» TASK MATERIAL

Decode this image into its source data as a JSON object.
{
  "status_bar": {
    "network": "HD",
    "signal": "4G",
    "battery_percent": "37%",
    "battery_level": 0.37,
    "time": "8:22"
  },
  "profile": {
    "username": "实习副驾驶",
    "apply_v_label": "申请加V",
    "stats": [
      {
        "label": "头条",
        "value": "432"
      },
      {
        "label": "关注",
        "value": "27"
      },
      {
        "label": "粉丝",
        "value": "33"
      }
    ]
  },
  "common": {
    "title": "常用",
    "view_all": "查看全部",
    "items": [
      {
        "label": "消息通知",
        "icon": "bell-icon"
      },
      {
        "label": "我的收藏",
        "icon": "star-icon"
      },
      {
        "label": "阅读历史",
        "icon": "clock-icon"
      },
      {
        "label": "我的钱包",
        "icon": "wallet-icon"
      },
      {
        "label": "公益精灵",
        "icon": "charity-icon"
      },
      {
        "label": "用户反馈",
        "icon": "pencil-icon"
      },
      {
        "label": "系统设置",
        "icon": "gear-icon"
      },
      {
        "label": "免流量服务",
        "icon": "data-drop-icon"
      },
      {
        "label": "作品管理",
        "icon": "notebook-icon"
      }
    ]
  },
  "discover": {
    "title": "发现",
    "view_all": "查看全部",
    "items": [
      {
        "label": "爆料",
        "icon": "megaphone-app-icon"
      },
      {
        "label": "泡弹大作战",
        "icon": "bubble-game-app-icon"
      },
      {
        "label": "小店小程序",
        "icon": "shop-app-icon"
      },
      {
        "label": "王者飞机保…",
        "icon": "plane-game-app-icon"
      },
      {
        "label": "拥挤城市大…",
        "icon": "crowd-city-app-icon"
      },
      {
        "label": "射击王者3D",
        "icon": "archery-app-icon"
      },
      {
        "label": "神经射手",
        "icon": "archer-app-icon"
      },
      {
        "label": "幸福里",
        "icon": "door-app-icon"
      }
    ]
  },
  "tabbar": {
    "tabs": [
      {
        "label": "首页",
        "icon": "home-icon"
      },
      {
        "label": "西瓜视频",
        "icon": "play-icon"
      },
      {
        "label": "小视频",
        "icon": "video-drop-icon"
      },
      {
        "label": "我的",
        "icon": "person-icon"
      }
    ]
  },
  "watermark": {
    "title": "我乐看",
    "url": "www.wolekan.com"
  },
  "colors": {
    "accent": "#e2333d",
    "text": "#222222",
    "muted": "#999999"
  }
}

» REQUIREMENTS
State the number of lines holding the word "data" in the listing. Add nothing else.

» REPLY
2